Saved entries
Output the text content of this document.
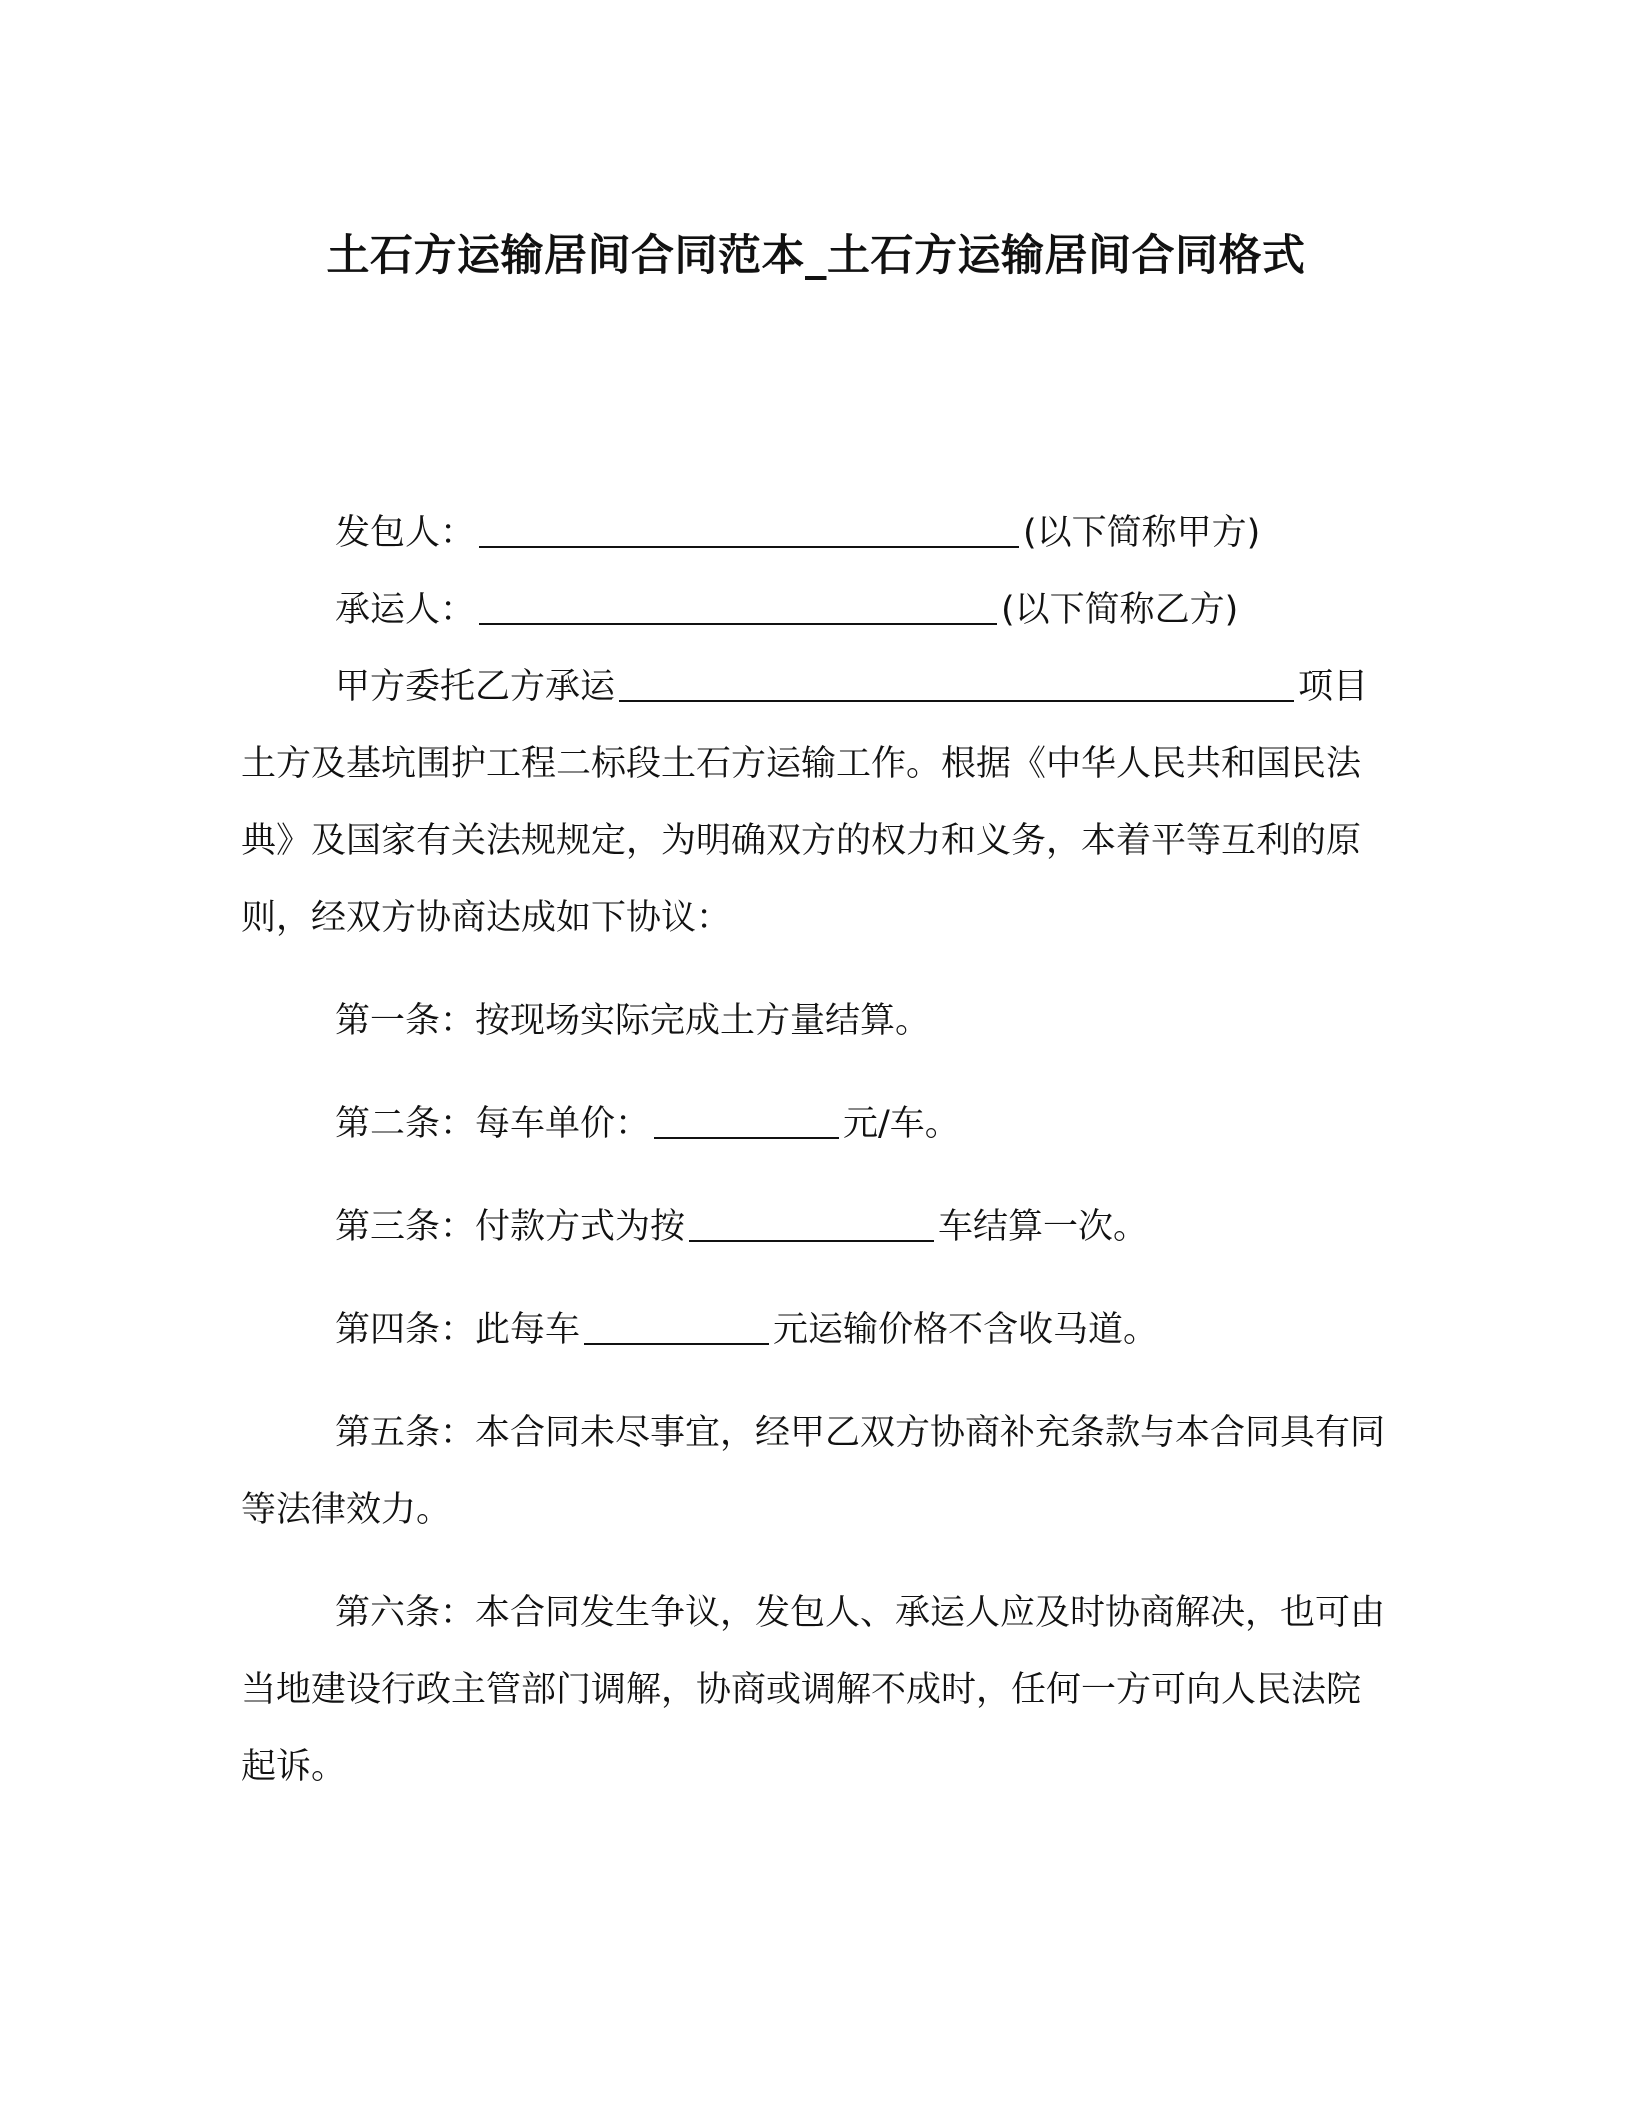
土石方运输居间合同范本_土石方运输居间合同格式

发包人：	(以下简称甲方)

承运人：	(以下简称乙方)

甲方委托乙方承运	项目土方及基坑围护工程二标段土石方运输工作。根据《中华人民共和国民法典》及国家有关法规规定，为明确双方的权力和义务，本着平等互利的原则，经双方协商达成如下协议：

第一条：按现场实际完成土方量结算。

第二条：每车单价：	元/车。

第三条：付款方式为按	车结算一次。

第四条：此每车	元运输价格不含收马道。

第五条：本合同未尽事宜，经甲乙双方协商补充条款与本合同具有同等法律效力。

第六条：本合同发生争议，发包人、承运人应及时协商解决，也可由当地建设行政主管部门调解，协商或调解不成时，任何一方可向人民法院起诉。
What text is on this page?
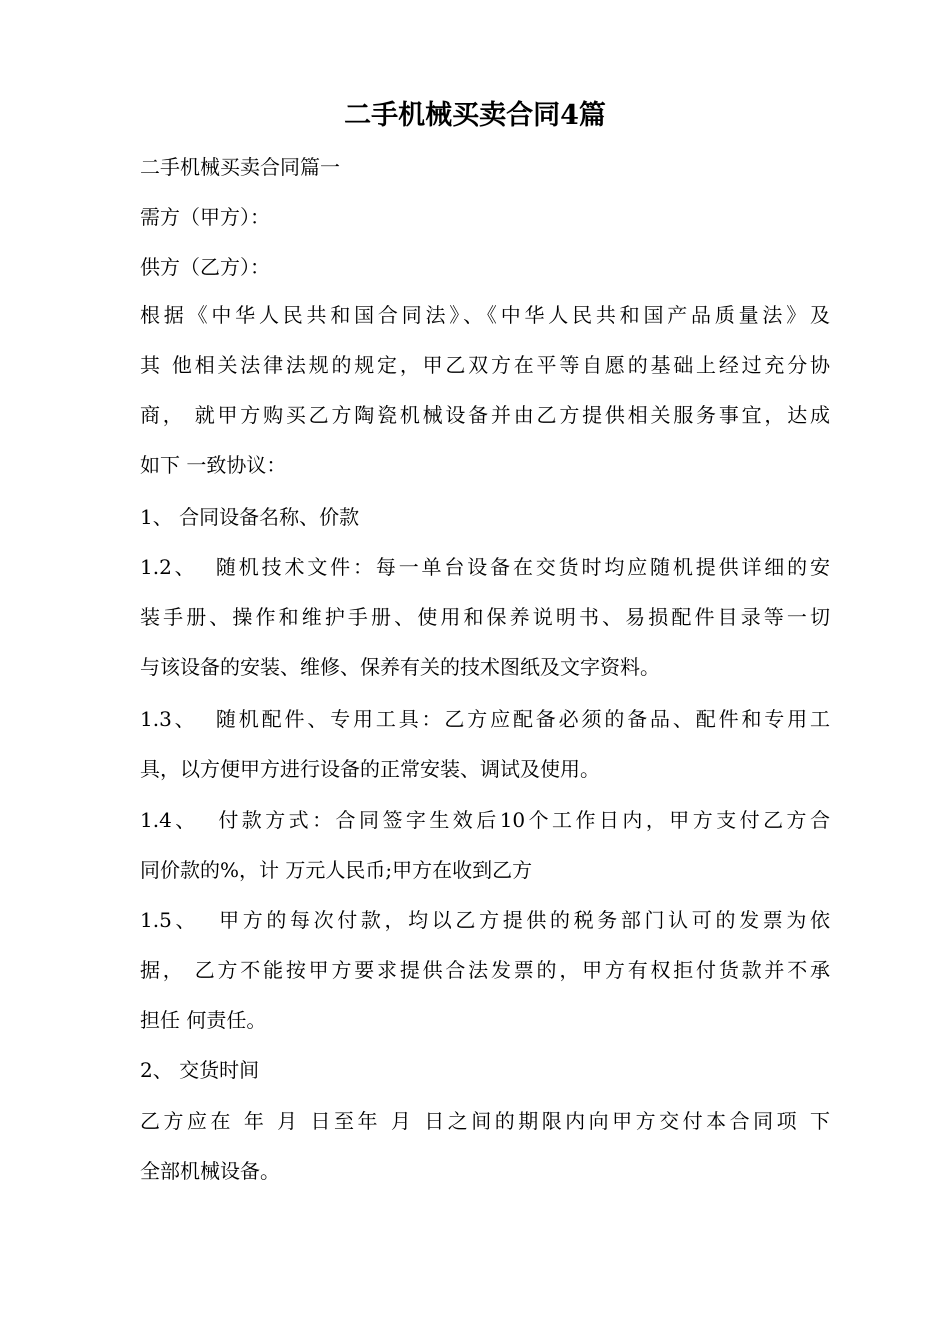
二手机械买卖合同4篇
二手机械买卖合同篇一
需方（甲方）：
供方（乙方）：
根据《中华人民共和国合同法》、《中华人民共和国产品质量法》及
其 他相关法律法规的规定，甲乙双方在平等自愿的基础上经过充分协
商， 就甲方购买乙方陶瓷机械设备并由乙方提供相关服务事宜，达成
如下 一致协议：
1、 合同设备名称、价款
1.2、  随机技术文件：每一单台设备在交货时均应随机提供详细的安
装手册、操作和维护手册、使用和保养说明书、易损配件目录等一切
与该设备的安装、维修、保养有关的技术图纸及文字资料。
1.3、  随机配件、专用工具：乙方应配备必须的备品、配件和专用工
具，以方便甲方进行设备的正常安装、调试及使用。
1.4、  付款方式：合同签字生效后10个工作日内，甲方支付乙方合
同价款的%，计 万元人民币;甲方在收到乙方
1.5、  甲方的每次付款，均以乙方提供的税务部门认可的发票为依
据， 乙方不能按甲方要求提供合法发票的，甲方有权拒付货款并不承
担任 何责任。
2、 交货时间
乙方应在 年 月 日至年 月 日之间的期限内向甲方交付本合同项 下
全部机械设备。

> Given problem
Exclude the pictures and transcribe all of the entries exactly.

> Output of the task
Output the text content of this document.
土石方运输居间合同范本_土石方运输居间合同格式

发包人：	(以下简称甲方)

承运人：	(以下简称乙方)

甲方委托乙方承运	项目土方及基坑围护工程二标段土石方运输工作。根据《中华人民共和国民法典》及国家有关法规规定，为明确双方的权力和义务，本着平等互利的原则，经双方协商达成如下协议：

第一条：按现场实际完成土方量结算。

第二条：每车单价：	元/车。

第三条：付款方式为按	车结算一次。

第四条：此每车	元运输价格不含收马道。

第五条：本合同未尽事宜，经甲乙双方协商补充条款与本合同具有同等法律效力。

第六条：本合同发生争议，发包人、承运人应及时协商解决，也可由当地建设行政主管部门调解，协商或调解不成时，任何一方可向人民法院起诉。
What text is on this page?
二手机械买卖合同4篇
二手机械买卖合同篇一
需方（甲方）：
供方（乙方）：
根据《中华人民共和国合同法》、《中华人民共和国产品质量法》及
其 他相关法律法规的规定，甲乙双方在平等自愿的基础上经过充分协
商， 就甲方购买乙方陶瓷机械设备并由乙方提供相关服务事宜，达成
如下 一致协议：
1、 合同设备名称、价款
1.2、  随机技术文件：每一单台设备在交货时均应随机提供详细的安
装手册、操作和维护手册、使用和保养说明书、易损配件目录等一切
与该设备的安装、维修、保养有关的技术图纸及文字资料。
1.3、  随机配件、专用工具：乙方应配备必须的备品、配件和专用工
具，以方便甲方进行设备的正常安装、调试及使用。
1.4、  付款方式：合同签字生效后10个工作日内，甲方支付乙方合
同价款的%，计 万元人民币;甲方在收到乙方
1.5、  甲方的每次付款，均以乙方提供的税务部门认可的发票为依
据， 乙方不能按甲方要求提供合法发票的，甲方有权拒付货款并不承
担任 何责任。
2、 交货时间
乙方应在 年 月 日至年 月 日之间的期限内向甲方交付本合同项 下
全部机械设备。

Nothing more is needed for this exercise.